CHALLENGE: What follows are records. Restate all of them word for word.

Records from a collection of figures
+---+

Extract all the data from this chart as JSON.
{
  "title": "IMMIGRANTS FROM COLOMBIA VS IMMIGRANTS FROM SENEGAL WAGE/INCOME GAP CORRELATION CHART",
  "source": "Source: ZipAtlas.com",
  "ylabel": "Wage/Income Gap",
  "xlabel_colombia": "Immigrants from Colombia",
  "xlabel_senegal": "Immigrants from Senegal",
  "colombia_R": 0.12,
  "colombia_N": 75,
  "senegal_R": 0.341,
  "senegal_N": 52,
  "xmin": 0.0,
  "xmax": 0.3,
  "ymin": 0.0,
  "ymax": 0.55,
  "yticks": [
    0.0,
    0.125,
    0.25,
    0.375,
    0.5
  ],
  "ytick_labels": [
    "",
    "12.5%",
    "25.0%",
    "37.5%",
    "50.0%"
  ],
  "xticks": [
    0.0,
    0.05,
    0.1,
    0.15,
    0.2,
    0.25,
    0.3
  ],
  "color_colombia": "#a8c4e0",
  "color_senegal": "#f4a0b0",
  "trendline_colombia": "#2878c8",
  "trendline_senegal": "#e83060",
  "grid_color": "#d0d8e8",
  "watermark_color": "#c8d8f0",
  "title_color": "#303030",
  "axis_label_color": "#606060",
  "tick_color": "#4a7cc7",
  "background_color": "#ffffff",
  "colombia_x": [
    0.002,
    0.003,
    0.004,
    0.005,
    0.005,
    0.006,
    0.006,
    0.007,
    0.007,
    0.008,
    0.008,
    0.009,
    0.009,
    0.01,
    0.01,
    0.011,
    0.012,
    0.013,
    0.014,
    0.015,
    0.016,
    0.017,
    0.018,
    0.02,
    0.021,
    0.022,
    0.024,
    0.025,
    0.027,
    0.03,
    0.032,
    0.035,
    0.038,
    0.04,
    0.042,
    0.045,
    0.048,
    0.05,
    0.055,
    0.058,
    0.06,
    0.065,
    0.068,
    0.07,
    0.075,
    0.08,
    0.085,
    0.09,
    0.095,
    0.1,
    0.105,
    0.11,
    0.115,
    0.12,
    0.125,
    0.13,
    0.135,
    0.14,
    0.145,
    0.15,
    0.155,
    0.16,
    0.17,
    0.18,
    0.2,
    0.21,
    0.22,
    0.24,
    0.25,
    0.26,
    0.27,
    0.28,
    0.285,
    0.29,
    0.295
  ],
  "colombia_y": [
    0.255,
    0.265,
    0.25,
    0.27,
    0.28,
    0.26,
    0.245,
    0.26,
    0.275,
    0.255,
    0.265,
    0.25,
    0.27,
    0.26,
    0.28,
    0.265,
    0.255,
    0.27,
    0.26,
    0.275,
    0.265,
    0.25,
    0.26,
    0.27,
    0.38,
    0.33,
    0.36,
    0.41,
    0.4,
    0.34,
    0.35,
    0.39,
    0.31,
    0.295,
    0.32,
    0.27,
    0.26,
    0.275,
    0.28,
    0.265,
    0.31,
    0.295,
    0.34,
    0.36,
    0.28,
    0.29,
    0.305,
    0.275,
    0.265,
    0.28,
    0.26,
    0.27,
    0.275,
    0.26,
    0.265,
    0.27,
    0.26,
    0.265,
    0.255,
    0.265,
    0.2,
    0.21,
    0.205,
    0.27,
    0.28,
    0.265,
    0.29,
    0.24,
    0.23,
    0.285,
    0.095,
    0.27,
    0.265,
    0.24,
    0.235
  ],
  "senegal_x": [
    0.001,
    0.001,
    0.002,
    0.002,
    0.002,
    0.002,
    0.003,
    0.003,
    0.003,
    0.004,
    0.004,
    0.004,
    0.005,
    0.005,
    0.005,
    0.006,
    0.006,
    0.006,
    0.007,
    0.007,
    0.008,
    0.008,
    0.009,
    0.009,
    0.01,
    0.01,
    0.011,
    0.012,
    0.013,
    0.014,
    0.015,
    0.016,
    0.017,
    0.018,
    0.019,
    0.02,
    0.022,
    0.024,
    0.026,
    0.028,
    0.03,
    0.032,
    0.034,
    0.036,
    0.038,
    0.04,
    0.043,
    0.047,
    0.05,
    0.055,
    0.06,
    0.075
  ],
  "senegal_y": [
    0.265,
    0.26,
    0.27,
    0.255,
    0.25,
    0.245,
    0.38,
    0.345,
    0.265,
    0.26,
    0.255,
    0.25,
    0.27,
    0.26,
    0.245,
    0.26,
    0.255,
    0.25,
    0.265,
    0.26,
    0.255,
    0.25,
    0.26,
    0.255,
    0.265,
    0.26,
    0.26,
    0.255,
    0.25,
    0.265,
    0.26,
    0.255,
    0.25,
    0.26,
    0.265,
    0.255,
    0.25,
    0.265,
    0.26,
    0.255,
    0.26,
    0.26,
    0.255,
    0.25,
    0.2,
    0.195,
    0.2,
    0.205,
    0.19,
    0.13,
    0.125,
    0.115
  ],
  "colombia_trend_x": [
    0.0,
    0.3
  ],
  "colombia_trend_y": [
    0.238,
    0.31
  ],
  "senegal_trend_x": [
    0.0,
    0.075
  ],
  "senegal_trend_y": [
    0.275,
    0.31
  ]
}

+---+

ANSWER TO THE TASK:
Extract all the data from this chart as JSON.
{
  "title": "IMMIGRANTS FROM COLOMBIA VS IMMIGRANTS FROM SENEGAL WAGE/INCOME GAP CORRELATION CHART",
  "source": "Source: ZipAtlas.com",
  "ylabel": "Wage/Income Gap",
  "xlabel_colombia": "Immigrants from Colombia",
  "xlabel_senegal": "Immigrants from Senegal",
  "colombia_R": 0.12,
  "colombia_N": 75,
  "senegal_R": 0.341,
  "senegal_N": 52,
  "xmin": 0.0,
  "xmax": 0.3,
  "ymin": 0.0,
  "ymax": 0.55,
  "yticks": [
    0.0,
    0.125,
    0.25,
    0.375,
    0.5
  ],
  "ytick_labels": [
    "",
    "12.5%",
    "25.0%",
    "37.5%",
    "50.0%"
  ],
  "xticks": [
    0.0,
    0.05,
    0.1,
    0.15,
    0.2,
    0.25,
    0.3
  ],
  "color_colombia": "#a8c4e0",
  "color_senegal": "#f4a0b0",
  "trendline_colombia": "#2878c8",
  "trendline_senegal": "#e83060",
  "grid_color": "#d0d8e8",
  "watermark_color": "#c8d8f0",
  "title_color": "#303030",
  "axis_label_color": "#606060",
  "tick_color": "#4a7cc7",
  "background_color": "#ffffff",
  "colombia_x": [
    0.002,
    0.003,
    0.004,
    0.005,
    0.005,
    0.006,
    0.006,
    0.007,
    0.007,
    0.008,
    0.008,
    0.009,
    0.009,
    0.01,
    0.01,
    0.011,
    0.012,
    0.013,
    0.014,
    0.015,
    0.016,
    0.017,
    0.018,
    0.02,
    0.021,
    0.022,
    0.024,
    0.025,
    0.027,
    0.03,
    0.032,
    0.035,
    0.038,
    0.04,
    0.042,
    0.045,
    0.048,
    0.05,
    0.055,
    0.058,
    0.06,
    0.065,
    0.068,
    0.07,
    0.075,
    0.08,
    0.085,
    0.09,
    0.095,
    0.1,
    0.105,
    0.11,
    0.115,
    0.12,
    0.125,
    0.13,
    0.135,
    0.14,
    0.145,
    0.15,
    0.155,
    0.16,
    0.17,
    0.18,
    0.2,
    0.21,
    0.22,
    0.24,
    0.25,
    0.26,
    0.27,
    0.28,
    0.285,
    0.29,
    0.295
  ],
  "colombia_y": [
    0.255,
    0.265,
    0.25,
    0.27,
    0.28,
    0.26,
    0.245,
    0.26,
    0.275,
    0.255,
    0.265,
    0.25,
    0.27,
    0.26,
    0.28,
    0.265,
    0.255,
    0.27,
    0.26,
    0.275,
    0.265,
    0.25,
    0.26,
    0.27,
    0.38,
    0.33,
    0.36,
    0.41,
    0.4,
    0.34,
    0.35,
    0.39,
    0.31,
    0.295,
    0.32,
    0.27,
    0.26,
    0.275,
    0.28,
    0.265,
    0.31,
    0.295,
    0.34,
    0.36,
    0.28,
    0.29,
    0.305,
    0.275,
    0.265,
    0.28,
    0.26,
    0.27,
    0.275,
    0.26,
    0.265,
    0.27,
    0.26,
    0.265,
    0.255,
    0.265,
    0.2,
    0.21,
    0.205,
    0.27,
    0.28,
    0.265,
    0.29,
    0.24,
    0.23,
    0.285,
    0.095,
    0.27,
    0.265,
    0.24,
    0.235
  ],
  "senegal_x": [
    0.001,
    0.001,
    0.002,
    0.002,
    0.002,
    0.002,
    0.003,
    0.003,
    0.003,
    0.004,
    0.004,
    0.004,
    0.005,
    0.005,
    0.005,
    0.006,
    0.006,
    0.006,
    0.007,
    0.007,
    0.008,
    0.008,
    0.009,
    0.009,
    0.01,
    0.01,
    0.011,
    0.012,
    0.013,
    0.014,
    0.015,
    0.016,
    0.017,
    0.018,
    0.019,
    0.02,
    0.022,
    0.024,
    0.026,
    0.028,
    0.03,
    0.032,
    0.034,
    0.036,
    0.038,
    0.04,
    0.043,
    0.047,
    0.05,
    0.055,
    0.06,
    0.075
  ],
  "senegal_y": [
    0.265,
    0.26,
    0.27,
    0.255,
    0.25,
    0.245,
    0.38,
    0.345,
    0.265,
    0.26,
    0.255,
    0.25,
    0.27,
    0.26,
    0.245,
    0.26,
    0.255,
    0.25,
    0.265,
    0.26,
    0.255,
    0.25,
    0.26,
    0.255,
    0.265,
    0.26,
    0.26,
    0.255,
    0.25,
    0.265,
    0.26,
    0.255,
    0.25,
    0.26,
    0.265,
    0.255,
    0.25,
    0.265,
    0.26,
    0.255,
    0.26,
    0.26,
    0.255,
    0.25,
    0.2,
    0.195,
    0.2,
    0.205,
    0.19,
    0.13,
    0.125,
    0.115
  ],
  "colombia_trend_x": [
    0.0,
    0.3
  ],
  "colombia_trend_y": [
    0.238,
    0.31
  ],
  "senegal_trend_x": [
    0.0,
    0.075
  ],
  "senegal_trend_y": [
    0.275,
    0.31
  ]
}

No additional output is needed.